[Goal]:
Write out each line of the material again, word for word.

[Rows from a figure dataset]
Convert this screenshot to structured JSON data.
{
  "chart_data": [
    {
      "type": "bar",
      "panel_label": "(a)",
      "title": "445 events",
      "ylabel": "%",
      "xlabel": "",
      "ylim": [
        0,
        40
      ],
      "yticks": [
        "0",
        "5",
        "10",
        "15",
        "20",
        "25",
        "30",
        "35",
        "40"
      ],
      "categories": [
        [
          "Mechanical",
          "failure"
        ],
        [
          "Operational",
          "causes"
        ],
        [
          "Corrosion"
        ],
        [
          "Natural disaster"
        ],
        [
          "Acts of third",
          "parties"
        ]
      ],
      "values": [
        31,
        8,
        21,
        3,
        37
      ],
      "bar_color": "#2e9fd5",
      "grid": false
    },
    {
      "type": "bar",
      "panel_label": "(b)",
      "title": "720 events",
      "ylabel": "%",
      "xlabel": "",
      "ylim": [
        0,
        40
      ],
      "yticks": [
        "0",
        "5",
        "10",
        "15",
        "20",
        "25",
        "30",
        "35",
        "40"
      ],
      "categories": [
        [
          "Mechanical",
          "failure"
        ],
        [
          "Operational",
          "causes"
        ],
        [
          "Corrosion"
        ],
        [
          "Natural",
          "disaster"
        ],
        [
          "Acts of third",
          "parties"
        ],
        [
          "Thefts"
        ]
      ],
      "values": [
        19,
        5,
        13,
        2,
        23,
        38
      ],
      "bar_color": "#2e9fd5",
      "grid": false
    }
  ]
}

[Solution to the exercise]:
Convert this screenshot to structured JSON data.
{
  "chart_data": [
    {
      "type": "bar",
      "panel_label": "(a)",
      "title": "445 events",
      "ylabel": "%",
      "xlabel": "",
      "ylim": [
        0,
        40
      ],
      "yticks": [
        "0",
        "5",
        "10",
        "15",
        "20",
        "25",
        "30",
        "35",
        "40"
      ],
      "categories": [
        [
          "Mechanical",
          "failure"
        ],
        [
          "Operational",
          "causes"
        ],
        [
          "Corrosion"
        ],
        [
          "Natural disaster"
        ],
        [
          "Acts of third",
          "parties"
        ]
      ],
      "values": [
        31,
        8,
        21,
        3,
        37
      ],
      "bar_color": "#2e9fd5",
      "grid": false
    },
    {
      "type": "bar",
      "panel_label": "(b)",
      "title": "720 events",
      "ylabel": "%",
      "xlabel": "",
      "ylim": [
        0,
        40
      ],
      "yticks": [
        "0",
        "5",
        "10",
        "15",
        "20",
        "25",
        "30",
        "35",
        "40"
      ],
      "categories": [
        [
          "Mechanical",
          "failure"
        ],
        [
          "Operational",
          "causes"
        ],
        [
          "Corrosion"
        ],
        [
          "Natural",
          "disaster"
        ],
        [
          "Acts of third",
          "parties"
        ],
        [
          "Thefts"
        ]
      ],
      "values": [
        19,
        5,
        13,
        2,
        23,
        38
      ],
      "bar_color": "#2e9fd5",
      "grid": false
    }
  ]
}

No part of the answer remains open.